◆ **Action item**: Search each line below for "discussion", then return the lines where it appears.

◆ **Material for this exercise**:

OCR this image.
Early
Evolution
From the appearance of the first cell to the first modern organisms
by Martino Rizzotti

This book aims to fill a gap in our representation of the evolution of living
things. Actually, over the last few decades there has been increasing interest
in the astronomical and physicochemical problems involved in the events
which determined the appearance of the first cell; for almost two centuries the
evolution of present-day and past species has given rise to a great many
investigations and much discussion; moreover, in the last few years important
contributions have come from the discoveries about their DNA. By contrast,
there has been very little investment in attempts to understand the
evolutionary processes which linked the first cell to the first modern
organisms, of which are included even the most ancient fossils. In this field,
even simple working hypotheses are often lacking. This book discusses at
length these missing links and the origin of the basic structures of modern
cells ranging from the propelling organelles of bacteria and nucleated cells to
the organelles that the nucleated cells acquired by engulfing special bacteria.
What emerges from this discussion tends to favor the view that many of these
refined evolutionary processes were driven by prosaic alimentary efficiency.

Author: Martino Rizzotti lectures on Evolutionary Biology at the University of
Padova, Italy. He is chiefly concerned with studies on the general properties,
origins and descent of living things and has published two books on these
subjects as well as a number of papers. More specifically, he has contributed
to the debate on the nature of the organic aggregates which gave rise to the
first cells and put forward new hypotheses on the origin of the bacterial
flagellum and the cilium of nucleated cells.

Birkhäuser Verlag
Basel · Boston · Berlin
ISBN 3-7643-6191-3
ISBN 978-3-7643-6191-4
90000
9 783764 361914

---

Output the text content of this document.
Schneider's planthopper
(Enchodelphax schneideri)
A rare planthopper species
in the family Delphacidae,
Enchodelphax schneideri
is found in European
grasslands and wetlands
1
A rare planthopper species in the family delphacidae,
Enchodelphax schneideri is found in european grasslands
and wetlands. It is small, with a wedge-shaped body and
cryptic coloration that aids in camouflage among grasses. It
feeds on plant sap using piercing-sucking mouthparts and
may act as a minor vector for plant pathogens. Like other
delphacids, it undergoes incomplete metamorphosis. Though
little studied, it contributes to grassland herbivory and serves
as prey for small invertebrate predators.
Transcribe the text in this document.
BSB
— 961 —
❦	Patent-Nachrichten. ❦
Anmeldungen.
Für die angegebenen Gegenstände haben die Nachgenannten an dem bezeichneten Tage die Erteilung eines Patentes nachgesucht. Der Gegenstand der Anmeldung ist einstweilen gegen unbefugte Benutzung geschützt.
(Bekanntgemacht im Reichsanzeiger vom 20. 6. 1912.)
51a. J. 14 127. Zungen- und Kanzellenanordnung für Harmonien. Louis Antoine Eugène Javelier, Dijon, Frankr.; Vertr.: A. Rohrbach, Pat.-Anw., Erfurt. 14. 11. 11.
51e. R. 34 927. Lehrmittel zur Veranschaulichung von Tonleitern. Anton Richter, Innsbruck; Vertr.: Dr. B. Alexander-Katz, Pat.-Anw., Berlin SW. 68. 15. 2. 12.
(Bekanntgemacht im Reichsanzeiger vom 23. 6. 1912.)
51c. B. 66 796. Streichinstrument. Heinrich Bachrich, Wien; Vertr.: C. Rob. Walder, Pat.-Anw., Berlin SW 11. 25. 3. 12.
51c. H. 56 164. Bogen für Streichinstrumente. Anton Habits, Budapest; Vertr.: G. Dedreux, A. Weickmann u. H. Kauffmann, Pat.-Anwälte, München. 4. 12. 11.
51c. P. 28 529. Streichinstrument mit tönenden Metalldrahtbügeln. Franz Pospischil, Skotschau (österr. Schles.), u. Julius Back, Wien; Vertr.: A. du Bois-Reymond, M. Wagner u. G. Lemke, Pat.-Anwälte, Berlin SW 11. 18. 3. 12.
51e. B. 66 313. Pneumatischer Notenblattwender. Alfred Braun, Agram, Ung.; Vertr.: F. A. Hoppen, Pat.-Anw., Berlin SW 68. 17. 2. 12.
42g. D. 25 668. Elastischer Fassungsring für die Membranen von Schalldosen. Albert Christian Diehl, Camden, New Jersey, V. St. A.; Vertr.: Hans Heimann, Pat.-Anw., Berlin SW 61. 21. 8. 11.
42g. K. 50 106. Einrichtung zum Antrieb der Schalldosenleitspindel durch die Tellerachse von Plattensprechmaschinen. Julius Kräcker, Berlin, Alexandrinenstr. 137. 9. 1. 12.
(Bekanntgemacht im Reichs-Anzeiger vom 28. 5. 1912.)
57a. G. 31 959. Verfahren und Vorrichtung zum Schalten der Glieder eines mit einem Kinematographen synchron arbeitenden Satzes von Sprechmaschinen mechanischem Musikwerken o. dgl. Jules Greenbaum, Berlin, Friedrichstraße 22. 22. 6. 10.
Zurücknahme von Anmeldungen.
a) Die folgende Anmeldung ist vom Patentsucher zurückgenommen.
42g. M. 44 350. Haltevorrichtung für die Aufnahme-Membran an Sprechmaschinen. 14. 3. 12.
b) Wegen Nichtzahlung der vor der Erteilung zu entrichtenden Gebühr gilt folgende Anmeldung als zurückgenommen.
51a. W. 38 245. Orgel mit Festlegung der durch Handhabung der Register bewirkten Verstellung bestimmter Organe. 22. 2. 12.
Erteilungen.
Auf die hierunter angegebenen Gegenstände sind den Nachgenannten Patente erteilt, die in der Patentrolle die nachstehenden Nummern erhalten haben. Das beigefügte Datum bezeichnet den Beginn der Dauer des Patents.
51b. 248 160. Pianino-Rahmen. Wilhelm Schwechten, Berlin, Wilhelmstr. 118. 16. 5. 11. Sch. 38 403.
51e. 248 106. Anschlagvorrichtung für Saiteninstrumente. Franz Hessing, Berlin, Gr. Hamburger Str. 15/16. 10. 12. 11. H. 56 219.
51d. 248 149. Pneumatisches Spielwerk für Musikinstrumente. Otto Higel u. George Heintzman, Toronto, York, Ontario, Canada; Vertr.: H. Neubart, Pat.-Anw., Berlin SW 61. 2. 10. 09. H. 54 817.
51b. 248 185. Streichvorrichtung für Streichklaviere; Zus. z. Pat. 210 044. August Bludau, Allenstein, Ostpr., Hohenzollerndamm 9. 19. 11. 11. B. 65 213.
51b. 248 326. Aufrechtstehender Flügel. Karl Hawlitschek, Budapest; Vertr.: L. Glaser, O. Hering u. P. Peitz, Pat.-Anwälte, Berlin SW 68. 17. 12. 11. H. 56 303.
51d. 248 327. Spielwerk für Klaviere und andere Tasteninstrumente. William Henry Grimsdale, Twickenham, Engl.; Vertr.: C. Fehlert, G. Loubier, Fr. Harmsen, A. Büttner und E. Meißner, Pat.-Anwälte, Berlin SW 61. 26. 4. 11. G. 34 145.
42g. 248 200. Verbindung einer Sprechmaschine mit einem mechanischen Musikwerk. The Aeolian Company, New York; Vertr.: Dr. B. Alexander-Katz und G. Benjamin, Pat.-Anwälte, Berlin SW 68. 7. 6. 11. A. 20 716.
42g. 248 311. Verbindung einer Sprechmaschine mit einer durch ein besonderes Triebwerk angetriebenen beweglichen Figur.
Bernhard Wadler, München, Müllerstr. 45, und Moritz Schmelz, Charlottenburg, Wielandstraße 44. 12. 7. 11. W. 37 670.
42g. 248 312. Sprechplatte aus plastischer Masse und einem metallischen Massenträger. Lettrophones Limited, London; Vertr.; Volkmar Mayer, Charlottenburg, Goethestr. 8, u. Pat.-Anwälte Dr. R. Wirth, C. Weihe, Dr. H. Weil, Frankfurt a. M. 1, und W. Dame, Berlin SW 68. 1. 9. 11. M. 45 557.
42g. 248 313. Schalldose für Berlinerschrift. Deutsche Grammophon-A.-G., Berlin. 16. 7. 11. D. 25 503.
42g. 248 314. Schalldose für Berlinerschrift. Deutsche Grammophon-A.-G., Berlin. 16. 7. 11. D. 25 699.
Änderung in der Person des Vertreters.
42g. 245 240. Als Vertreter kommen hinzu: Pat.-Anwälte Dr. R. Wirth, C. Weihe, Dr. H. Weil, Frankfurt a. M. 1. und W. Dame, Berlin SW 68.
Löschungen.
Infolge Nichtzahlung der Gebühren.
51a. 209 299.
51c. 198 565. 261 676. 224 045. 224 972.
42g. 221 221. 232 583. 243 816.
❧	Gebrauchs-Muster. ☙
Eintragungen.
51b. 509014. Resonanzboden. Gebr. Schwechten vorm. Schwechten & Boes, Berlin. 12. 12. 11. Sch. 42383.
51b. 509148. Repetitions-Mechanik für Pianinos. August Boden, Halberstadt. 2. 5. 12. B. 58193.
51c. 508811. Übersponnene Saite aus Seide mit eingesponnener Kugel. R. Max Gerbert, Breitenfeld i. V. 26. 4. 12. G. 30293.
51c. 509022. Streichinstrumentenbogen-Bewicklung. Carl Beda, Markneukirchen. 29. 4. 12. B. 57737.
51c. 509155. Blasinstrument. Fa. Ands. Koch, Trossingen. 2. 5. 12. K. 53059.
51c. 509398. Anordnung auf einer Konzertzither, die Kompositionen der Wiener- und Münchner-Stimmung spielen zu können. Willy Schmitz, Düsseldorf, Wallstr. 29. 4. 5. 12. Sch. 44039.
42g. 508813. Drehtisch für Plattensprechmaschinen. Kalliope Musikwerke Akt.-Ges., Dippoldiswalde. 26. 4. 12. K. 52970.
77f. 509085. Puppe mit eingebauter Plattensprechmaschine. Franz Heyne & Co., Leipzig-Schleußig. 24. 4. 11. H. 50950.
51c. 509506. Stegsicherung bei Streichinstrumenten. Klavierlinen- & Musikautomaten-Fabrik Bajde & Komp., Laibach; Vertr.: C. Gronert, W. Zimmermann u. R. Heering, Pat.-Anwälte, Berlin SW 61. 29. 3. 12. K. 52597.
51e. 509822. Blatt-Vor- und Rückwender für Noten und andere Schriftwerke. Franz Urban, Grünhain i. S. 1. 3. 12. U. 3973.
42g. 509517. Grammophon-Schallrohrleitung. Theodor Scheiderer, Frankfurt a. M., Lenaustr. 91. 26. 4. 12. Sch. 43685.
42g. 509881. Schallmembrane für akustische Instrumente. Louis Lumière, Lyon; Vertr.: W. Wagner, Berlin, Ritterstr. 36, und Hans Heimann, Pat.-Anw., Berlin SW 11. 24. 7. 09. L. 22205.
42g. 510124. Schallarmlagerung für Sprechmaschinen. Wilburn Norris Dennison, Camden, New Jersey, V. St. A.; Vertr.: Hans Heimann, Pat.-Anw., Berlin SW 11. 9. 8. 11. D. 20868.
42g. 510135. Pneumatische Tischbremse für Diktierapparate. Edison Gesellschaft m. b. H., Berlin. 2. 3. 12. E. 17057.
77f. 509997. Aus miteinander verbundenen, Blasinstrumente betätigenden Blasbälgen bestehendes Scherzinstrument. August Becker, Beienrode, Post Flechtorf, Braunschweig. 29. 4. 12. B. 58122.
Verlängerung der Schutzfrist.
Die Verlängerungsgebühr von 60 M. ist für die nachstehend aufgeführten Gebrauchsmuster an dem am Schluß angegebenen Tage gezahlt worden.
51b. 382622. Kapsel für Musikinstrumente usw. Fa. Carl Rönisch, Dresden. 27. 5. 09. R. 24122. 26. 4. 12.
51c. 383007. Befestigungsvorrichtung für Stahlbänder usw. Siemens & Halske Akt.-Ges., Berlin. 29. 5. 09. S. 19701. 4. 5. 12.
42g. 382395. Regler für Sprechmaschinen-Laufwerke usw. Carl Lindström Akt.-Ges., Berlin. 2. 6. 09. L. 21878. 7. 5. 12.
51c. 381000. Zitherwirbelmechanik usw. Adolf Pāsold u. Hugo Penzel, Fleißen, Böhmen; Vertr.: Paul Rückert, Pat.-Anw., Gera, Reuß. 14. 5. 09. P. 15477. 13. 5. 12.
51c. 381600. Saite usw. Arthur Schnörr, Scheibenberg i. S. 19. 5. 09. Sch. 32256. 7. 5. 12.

◆ **Final answer**:
investigations and much discussion; moreover, in the last few years important
What emerges from this discussion tends to favor the view that many of these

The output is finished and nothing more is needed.